_Do this_.
Check every line below for the word "sample" and copy the ones that have it.

(Collected data entries)
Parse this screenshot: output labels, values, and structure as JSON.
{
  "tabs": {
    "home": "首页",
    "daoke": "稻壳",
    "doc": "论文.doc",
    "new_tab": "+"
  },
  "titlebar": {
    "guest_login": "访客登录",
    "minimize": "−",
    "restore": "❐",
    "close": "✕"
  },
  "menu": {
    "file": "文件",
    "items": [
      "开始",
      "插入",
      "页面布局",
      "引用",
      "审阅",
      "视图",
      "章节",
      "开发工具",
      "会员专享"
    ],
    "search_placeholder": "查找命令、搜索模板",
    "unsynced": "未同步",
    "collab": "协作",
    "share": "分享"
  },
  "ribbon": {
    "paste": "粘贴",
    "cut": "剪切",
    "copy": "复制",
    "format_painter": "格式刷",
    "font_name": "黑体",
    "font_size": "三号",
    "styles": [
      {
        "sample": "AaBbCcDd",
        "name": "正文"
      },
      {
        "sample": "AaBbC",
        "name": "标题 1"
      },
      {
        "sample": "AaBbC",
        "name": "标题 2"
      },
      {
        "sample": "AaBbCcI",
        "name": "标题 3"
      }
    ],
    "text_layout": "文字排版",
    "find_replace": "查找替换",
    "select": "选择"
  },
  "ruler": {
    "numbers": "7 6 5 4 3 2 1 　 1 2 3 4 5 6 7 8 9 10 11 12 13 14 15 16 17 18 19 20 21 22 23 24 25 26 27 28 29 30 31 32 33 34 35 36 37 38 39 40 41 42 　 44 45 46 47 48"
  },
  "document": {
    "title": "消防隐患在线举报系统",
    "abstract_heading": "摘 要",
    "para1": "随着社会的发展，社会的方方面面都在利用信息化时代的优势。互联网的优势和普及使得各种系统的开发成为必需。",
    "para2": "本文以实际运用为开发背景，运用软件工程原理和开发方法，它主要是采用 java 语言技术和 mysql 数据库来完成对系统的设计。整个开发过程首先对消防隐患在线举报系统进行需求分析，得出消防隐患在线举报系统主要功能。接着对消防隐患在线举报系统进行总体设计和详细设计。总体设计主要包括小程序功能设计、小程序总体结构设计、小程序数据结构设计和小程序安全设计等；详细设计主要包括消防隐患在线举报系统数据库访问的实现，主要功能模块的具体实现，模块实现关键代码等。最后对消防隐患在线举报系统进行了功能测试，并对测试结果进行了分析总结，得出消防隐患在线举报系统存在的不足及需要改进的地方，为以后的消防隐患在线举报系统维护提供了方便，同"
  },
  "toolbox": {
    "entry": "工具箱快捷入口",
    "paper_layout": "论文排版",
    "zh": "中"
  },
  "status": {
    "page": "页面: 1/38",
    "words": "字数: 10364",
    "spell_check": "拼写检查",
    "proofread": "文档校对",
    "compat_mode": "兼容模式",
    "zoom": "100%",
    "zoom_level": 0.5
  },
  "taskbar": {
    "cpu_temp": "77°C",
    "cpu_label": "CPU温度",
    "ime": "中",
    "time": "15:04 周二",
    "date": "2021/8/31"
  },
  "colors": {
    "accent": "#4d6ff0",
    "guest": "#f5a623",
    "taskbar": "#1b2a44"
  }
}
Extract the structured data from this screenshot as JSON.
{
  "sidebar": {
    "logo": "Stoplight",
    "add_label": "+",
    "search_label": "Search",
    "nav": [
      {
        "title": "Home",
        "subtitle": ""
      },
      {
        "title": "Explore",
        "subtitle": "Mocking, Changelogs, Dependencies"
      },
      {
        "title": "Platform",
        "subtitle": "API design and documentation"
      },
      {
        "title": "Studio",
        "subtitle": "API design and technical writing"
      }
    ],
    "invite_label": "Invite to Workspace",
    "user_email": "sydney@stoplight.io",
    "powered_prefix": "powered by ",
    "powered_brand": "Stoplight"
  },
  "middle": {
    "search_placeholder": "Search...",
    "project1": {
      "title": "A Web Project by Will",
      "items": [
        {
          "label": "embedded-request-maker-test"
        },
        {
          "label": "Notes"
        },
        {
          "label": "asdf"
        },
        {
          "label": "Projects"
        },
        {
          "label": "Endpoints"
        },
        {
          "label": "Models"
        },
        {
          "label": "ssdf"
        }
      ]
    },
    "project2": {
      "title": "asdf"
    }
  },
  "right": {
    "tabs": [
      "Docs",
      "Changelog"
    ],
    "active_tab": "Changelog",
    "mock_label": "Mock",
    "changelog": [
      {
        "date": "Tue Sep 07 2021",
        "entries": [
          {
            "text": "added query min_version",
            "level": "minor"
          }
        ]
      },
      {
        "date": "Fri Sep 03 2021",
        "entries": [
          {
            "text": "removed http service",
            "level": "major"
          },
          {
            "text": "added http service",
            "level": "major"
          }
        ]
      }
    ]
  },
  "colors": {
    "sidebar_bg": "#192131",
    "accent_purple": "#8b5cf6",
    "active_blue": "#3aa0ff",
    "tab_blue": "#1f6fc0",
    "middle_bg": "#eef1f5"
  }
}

_Output below_.
        "sample": "AaBbCcDd",
        "sample": "AaBbC",
        "sample": "AaBbC",
        "sample": "AaBbCcI",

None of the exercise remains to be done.